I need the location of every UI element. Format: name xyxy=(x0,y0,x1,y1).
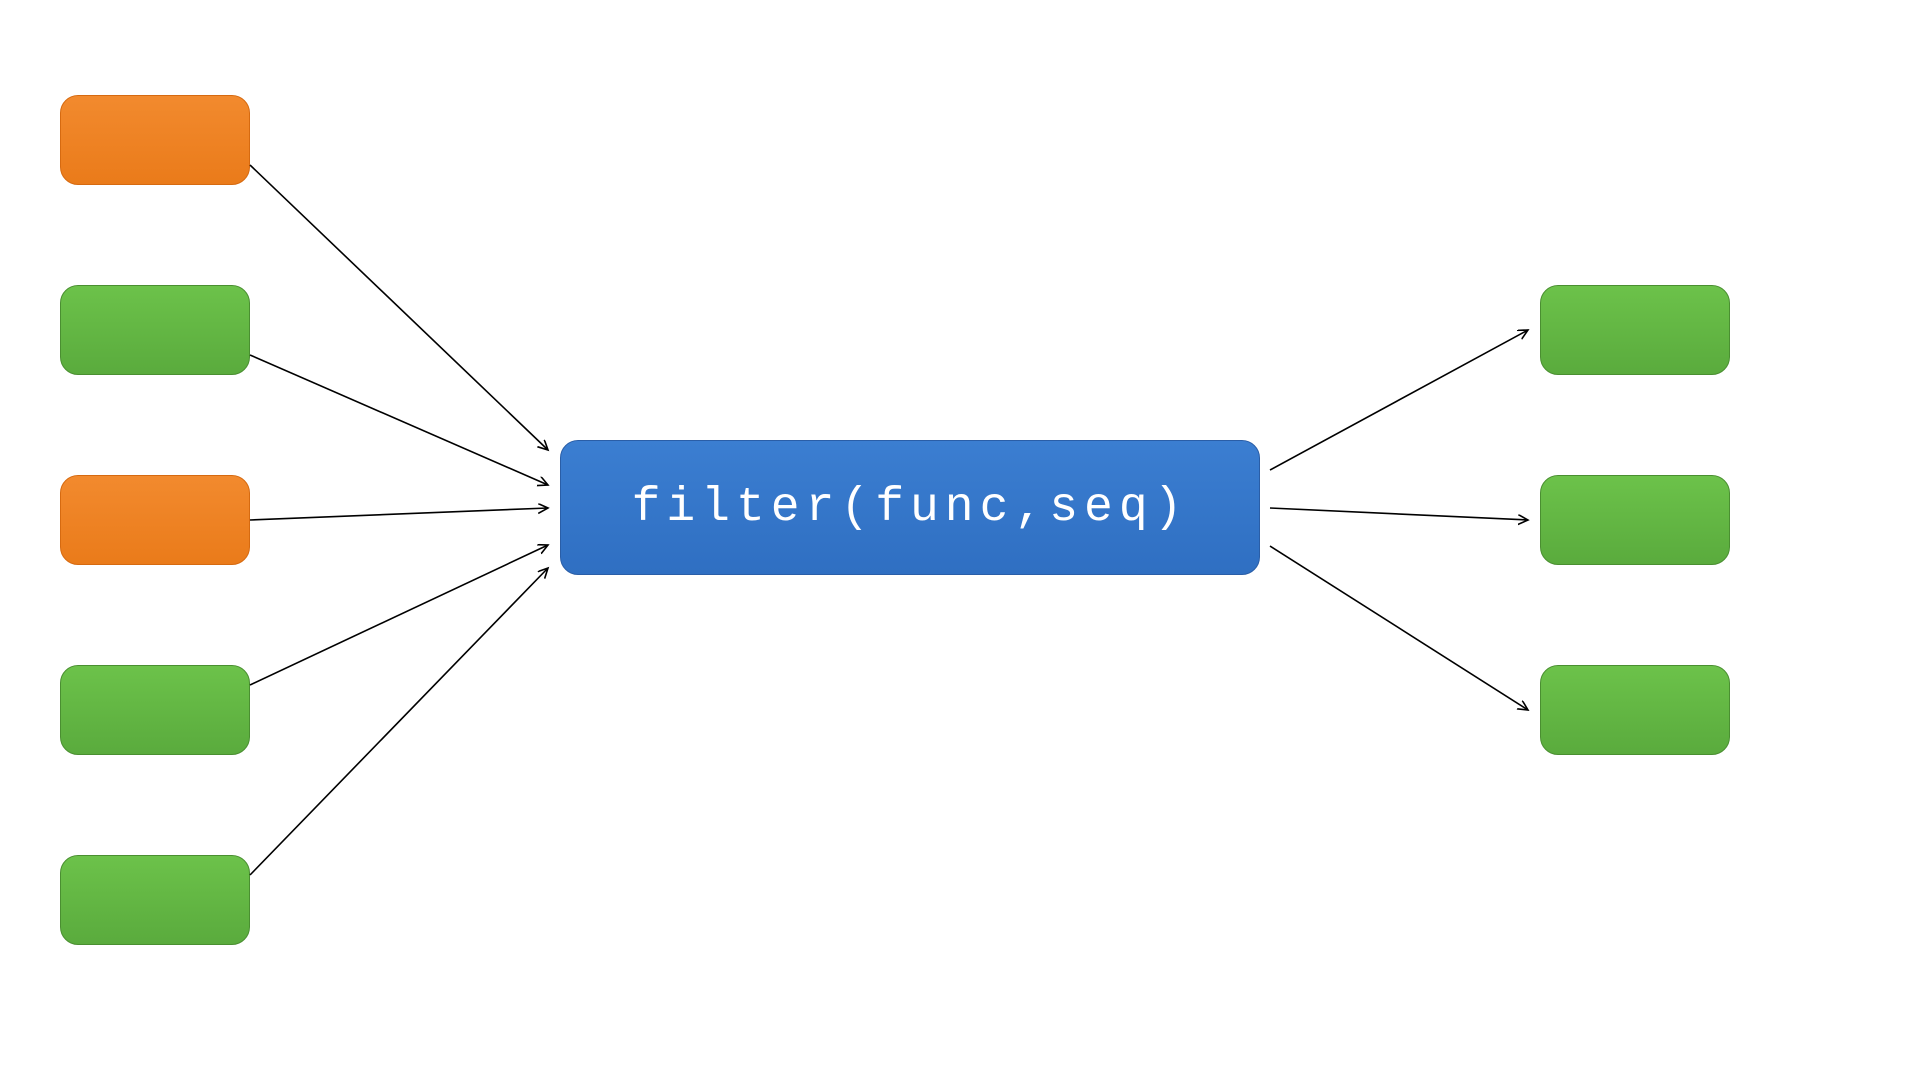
arrow-out-2 xyxy=(1270,508,1528,520)
filter-function-label: filter(func,seq) xyxy=(632,481,1189,535)
input-block-2 xyxy=(60,285,250,375)
diagram-stage: filter(func,seq) xyxy=(0,0,1920,1080)
arrow-out-1 xyxy=(1270,330,1528,470)
output-block-1 xyxy=(1540,285,1730,375)
arrow-in-2 xyxy=(250,355,548,485)
arrow-out-3 xyxy=(1270,546,1528,710)
arrow-in-1 xyxy=(250,165,548,450)
input-block-3 xyxy=(60,475,250,565)
input-block-5 xyxy=(60,855,250,945)
arrow-in-4 xyxy=(250,545,548,685)
arrow-in-3 xyxy=(250,508,548,520)
arrow-in-5 xyxy=(250,568,548,875)
input-block-4 xyxy=(60,665,250,755)
output-block-2 xyxy=(1540,475,1730,565)
input-block-1 xyxy=(60,95,250,185)
filter-function-block: filter(func,seq) xyxy=(560,440,1260,575)
output-block-3 xyxy=(1540,665,1730,755)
════════
Duplicate the rows above word for word, everything from the one containing "arrow-out-2 xyxy=(1270,508,1528,520)" down to the one containing "output-block-2 xyxy=(1540,475,1730,565)", including both of those rows.

arrow-out-2 xyxy=(1270,508,1528,520)
filter-function-label: filter(func,seq) xyxy=(632,481,1189,535)
input-block-2 xyxy=(60,285,250,375)
diagram-stage: filter(func,seq) xyxy=(0,0,1920,1080)
arrow-out-1 xyxy=(1270,330,1528,470)
output-block-1 xyxy=(1540,285,1730,375)
arrow-in-2 xyxy=(250,355,548,485)
arrow-out-3 xyxy=(1270,546,1528,710)
arrow-in-1 xyxy=(250,165,548,450)
input-block-3 xyxy=(60,475,250,565)
input-block-5 xyxy=(60,855,250,945)
arrow-in-4 xyxy=(250,545,548,685)
arrow-in-3 xyxy=(250,508,548,520)
arrow-in-5 xyxy=(250,568,548,875)
input-block-4 xyxy=(60,665,250,755)
output-block-2 xyxy=(1540,475,1730,565)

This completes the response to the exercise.